> [RECORDS SUPPLIED]:
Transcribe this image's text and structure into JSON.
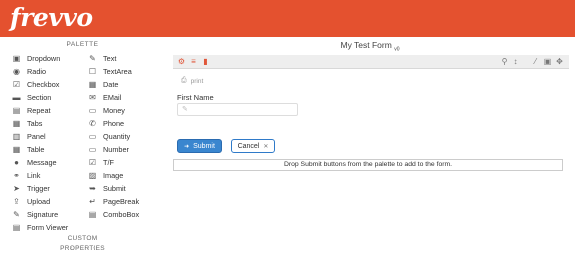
{
  "app": {
    "logo": "frevvo",
    "brand_color": "#e4512f"
  },
  "palette": {
    "title": "PALETTE",
    "left_items": [
      {
        "label": "Dropdown",
        "icon": "dropdown-icon"
      },
      {
        "label": "Radio",
        "icon": "radio-icon"
      },
      {
        "label": "Checkbox",
        "icon": "checkbox-icon"
      },
      {
        "label": "Section",
        "icon": "folder-icon"
      },
      {
        "label": "Repeat",
        "icon": "repeat-icon"
      },
      {
        "label": "Tabs",
        "icon": "tabs-icon"
      },
      {
        "label": "Panel",
        "icon": "panel-icon"
      },
      {
        "label": "Table",
        "icon": "table-icon"
      },
      {
        "label": "Message",
        "icon": "message-icon"
      },
      {
        "label": "Link",
        "icon": "link-icon"
      },
      {
        "label": "Trigger",
        "icon": "trigger-icon"
      },
      {
        "label": "Upload",
        "icon": "upload-icon"
      },
      {
        "label": "Signature",
        "icon": "signature-icon"
      },
      {
        "label": "Form Viewer",
        "icon": "form-viewer-icon"
      }
    ],
    "right_items": [
      {
        "label": "Text",
        "icon": "text-icon"
      },
      {
        "label": "TextArea",
        "icon": "textarea-icon"
      },
      {
        "label": "Date",
        "icon": "calendar-icon"
      },
      {
        "label": "EMail",
        "icon": "email-icon"
      },
      {
        "label": "Money",
        "icon": "money-icon"
      },
      {
        "label": "Phone",
        "icon": "phone-icon"
      },
      {
        "label": "Quantity",
        "icon": "quantity-icon"
      },
      {
        "label": "Number",
        "icon": "number-icon"
      },
      {
        "label": "T/F",
        "icon": "true-false-icon"
      },
      {
        "label": "Image",
        "icon": "image-icon"
      },
      {
        "label": "Submit",
        "icon": "submit-icon"
      },
      {
        "label": "PageBreak",
        "icon": "pagebreak-icon"
      },
      {
        "label": "ComboBox",
        "icon": "combobox-icon"
      }
    ],
    "custom_title_1": "CUSTOM",
    "custom_title_2": "PROPERTIES"
  },
  "form": {
    "title": "My Test Form",
    "version": "v0",
    "toolbar_left_icons": [
      "gear-icon",
      "list-icon",
      "document-icon"
    ],
    "toolbar_right_icons": [
      "search-icon",
      "pin-icon",
      "wand-icon",
      "save-icon",
      "expand-icon"
    ],
    "print_label": "print",
    "field_label": "First Name",
    "field_value": "",
    "submit_label": "Submit",
    "cancel_label": "Cancel",
    "drop_message": "Drop Submit buttons from the palette to add to the form."
  }
}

> [WHAT YOU ARE ASKED TO DO]:
Repeat the records above verbatim, with no pictures in the result.

> [ANSWER TO THIS TASK]:
Transcribe this image's text and structure into JSON.
{
  "app": {
    "logo": "frevvo",
    "brand_color": "#e4512f"
  },
  "palette": {
    "title": "PALETTE",
    "left_items": [
      {
        "label": "Dropdown",
        "icon": "dropdown-icon"
      },
      {
        "label": "Radio",
        "icon": "radio-icon"
      },
      {
        "label": "Checkbox",
        "icon": "checkbox-icon"
      },
      {
        "label": "Section",
        "icon": "folder-icon"
      },
      {
        "label": "Repeat",
        "icon": "repeat-icon"
      },
      {
        "label": "Tabs",
        "icon": "tabs-icon"
      },
      {
        "label": "Panel",
        "icon": "panel-icon"
      },
      {
        "label": "Table",
        "icon": "table-icon"
      },
      {
        "label": "Message",
        "icon": "message-icon"
      },
      {
        "label": "Link",
        "icon": "link-icon"
      },
      {
        "label": "Trigger",
        "icon": "trigger-icon"
      },
      {
        "label": "Upload",
        "icon": "upload-icon"
      },
      {
        "label": "Signature",
        "icon": "signature-icon"
      },
      {
        "label": "Form Viewer",
        "icon": "form-viewer-icon"
      }
    ],
    "right_items": [
      {
        "label": "Text",
        "icon": "text-icon"
      },
      {
        "label": "TextArea",
        "icon": "textarea-icon"
      },
      {
        "label": "Date",
        "icon": "calendar-icon"
      },
      {
        "label": "EMail",
        "icon": "email-icon"
      },
      {
        "label": "Money",
        "icon": "money-icon"
      },
      {
        "label": "Phone",
        "icon": "phone-icon"
      },
      {
        "label": "Quantity",
        "icon": "quantity-icon"
      },
      {
        "label": "Number",
        "icon": "number-icon"
      },
      {
        "label": "T/F",
        "icon": "true-false-icon"
      },
      {
        "label": "Image",
        "icon": "image-icon"
      },
      {
        "label": "Submit",
        "icon": "submit-icon"
      },
      {
        "label": "PageBreak",
        "icon": "pagebreak-icon"
      },
      {
        "label": "ComboBox",
        "icon": "combobox-icon"
      }
    ],
    "custom_title_1": "CUSTOM",
    "custom_title_2": "PROPERTIES"
  },
  "form": {
    "title": "My Test Form",
    "version": "v0",
    "toolbar_left_icons": [
      "gear-icon",
      "list-icon",
      "document-icon"
    ],
    "toolbar_right_icons": [
      "search-icon",
      "pin-icon",
      "wand-icon",
      "save-icon",
      "expand-icon"
    ],
    "print_label": "print",
    "field_label": "First Name",
    "field_value": "",
    "submit_label": "Submit",
    "cancel_label": "Cancel",
    "drop_message": "Drop Submit buttons from the palette to add to the form."
  }
}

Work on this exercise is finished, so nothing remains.